### YOUR GOAL
Return only the number of lines that hold "title".

Dataset entries on figures
◇ ◇ ◇

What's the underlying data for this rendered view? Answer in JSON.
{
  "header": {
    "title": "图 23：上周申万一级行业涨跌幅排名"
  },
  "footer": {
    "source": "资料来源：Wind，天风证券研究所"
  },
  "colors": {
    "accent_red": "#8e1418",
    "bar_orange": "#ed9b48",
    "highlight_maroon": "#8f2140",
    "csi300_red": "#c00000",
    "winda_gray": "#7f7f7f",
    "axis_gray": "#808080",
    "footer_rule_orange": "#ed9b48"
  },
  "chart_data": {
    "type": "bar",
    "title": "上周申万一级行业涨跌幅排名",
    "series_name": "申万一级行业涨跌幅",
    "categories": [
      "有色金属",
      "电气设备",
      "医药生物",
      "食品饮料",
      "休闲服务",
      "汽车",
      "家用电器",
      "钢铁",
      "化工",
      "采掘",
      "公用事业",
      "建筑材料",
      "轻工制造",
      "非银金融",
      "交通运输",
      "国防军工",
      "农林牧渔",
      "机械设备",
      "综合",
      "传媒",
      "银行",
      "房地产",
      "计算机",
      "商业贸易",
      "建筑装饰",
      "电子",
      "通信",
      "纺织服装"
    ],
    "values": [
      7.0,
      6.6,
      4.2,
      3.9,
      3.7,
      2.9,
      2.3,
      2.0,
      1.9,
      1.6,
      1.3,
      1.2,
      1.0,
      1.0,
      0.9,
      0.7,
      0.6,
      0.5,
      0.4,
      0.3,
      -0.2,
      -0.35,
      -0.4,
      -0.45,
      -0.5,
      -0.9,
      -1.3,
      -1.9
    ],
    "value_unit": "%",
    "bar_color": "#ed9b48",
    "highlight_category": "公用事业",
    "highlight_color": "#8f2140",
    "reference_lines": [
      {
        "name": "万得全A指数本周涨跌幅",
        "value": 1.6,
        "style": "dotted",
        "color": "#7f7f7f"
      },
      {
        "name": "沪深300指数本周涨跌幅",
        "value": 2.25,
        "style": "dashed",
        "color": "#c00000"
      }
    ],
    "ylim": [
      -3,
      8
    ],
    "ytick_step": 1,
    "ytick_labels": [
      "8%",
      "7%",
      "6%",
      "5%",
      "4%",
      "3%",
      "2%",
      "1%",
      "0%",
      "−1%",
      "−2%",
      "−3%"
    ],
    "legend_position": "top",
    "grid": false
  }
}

◇ ◇ ◇

### WRITTEN ANSWER
2